--- BEGIN Recorded information ---

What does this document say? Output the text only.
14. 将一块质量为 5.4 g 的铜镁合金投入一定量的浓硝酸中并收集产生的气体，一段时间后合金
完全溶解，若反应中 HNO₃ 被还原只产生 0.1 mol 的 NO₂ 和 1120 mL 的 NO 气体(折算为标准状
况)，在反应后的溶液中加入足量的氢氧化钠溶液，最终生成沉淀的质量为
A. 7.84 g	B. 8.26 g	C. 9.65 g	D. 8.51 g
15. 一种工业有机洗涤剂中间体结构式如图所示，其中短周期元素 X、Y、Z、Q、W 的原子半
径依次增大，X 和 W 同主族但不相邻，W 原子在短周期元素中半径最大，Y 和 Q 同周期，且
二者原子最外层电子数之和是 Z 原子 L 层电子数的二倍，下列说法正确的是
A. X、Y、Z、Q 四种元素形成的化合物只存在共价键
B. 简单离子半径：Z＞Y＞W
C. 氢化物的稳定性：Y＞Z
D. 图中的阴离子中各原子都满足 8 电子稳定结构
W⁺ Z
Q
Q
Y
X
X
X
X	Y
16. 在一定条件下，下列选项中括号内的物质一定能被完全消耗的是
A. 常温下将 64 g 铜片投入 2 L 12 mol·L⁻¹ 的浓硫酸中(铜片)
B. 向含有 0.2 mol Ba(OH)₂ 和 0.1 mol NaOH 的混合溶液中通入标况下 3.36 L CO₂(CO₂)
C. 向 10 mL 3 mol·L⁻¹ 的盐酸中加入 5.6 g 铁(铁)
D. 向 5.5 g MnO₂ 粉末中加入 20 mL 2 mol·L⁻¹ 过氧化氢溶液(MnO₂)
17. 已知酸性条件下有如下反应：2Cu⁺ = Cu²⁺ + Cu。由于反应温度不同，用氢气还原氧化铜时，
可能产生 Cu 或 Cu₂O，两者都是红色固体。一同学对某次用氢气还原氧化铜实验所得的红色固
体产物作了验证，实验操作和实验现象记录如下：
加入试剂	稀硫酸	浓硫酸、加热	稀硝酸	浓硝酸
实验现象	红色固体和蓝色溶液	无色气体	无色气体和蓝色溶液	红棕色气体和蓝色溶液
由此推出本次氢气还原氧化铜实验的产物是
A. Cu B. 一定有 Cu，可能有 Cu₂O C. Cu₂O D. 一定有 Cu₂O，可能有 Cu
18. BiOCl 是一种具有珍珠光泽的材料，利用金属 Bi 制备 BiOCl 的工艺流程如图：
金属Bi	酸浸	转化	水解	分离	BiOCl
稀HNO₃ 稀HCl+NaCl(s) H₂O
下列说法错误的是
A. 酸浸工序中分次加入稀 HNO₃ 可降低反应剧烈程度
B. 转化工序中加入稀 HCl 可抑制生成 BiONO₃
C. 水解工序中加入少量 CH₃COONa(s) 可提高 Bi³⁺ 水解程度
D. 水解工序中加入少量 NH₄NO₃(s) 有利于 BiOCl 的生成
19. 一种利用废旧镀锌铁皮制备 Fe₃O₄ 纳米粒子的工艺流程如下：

--- END Recorded information ---

Find every line that has "Cu₂O" in it, then return those lines.

→ Response to the task:
可能产生 Cu 或 Cu₂O，两者都是红色固体。一同学对某次用氢气还原氧化铜实验所得的红色固
A. Cu B. 一定有 Cu，可能有 Cu₂O C. Cu₂O D. 一定有 Cu₂O，可能有 Cu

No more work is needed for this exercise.